(Stored dataset items)
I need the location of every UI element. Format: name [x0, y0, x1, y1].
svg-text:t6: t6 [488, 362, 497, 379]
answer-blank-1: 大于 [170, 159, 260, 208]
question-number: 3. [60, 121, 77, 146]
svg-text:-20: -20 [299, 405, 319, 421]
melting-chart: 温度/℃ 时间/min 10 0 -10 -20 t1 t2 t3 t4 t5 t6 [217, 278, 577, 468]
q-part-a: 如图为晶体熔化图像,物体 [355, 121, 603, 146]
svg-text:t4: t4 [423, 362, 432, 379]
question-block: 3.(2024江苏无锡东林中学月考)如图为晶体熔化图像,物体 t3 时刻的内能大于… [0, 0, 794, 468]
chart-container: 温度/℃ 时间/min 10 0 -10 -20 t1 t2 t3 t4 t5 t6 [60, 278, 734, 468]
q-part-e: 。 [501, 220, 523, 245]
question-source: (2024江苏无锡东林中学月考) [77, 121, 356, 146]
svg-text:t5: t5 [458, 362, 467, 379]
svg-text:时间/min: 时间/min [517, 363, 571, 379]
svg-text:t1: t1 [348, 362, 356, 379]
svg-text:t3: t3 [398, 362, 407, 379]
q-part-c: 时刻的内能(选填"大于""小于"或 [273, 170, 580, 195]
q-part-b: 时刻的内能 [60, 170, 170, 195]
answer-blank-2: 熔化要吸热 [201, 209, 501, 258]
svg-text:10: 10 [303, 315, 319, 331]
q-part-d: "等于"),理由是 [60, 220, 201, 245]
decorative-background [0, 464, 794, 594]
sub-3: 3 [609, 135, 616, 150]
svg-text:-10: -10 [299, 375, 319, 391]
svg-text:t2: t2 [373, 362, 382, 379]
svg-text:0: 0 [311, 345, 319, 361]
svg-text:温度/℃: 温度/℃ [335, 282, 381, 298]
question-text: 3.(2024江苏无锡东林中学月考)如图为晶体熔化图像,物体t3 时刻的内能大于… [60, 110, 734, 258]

■ **Goal**: Format every line from the start of the items down to and including the line that contains "q-part-a: 如图为晶体熔化图像,物体 [355, 121, 603, 146]" as a JSON list of strings, one string per line, skipping any blank lines.

■ **Completed exercise**:
[
  "I need the location of every UI element. Format: name [x0, y0, x1, y1].",
  "svg-text:t6: t6 [488, 362, 497, 379]",
  "answer-blank-1: 大于 [170, 159, 260, 208]",
  "question-number: 3. [60, 121, 77, 146]",
  "svg-text:-20: -20 [299, 405, 319, 421]",
  "melting-chart: 温度/℃ 时间/min 10 0 -10 -20 t1 t2 t3 t4 t5 t6 [217, 278, 577, 468]",
  "q-part-a: 如图为晶体熔化图像,物体 [355, 121, 603, 146]"
]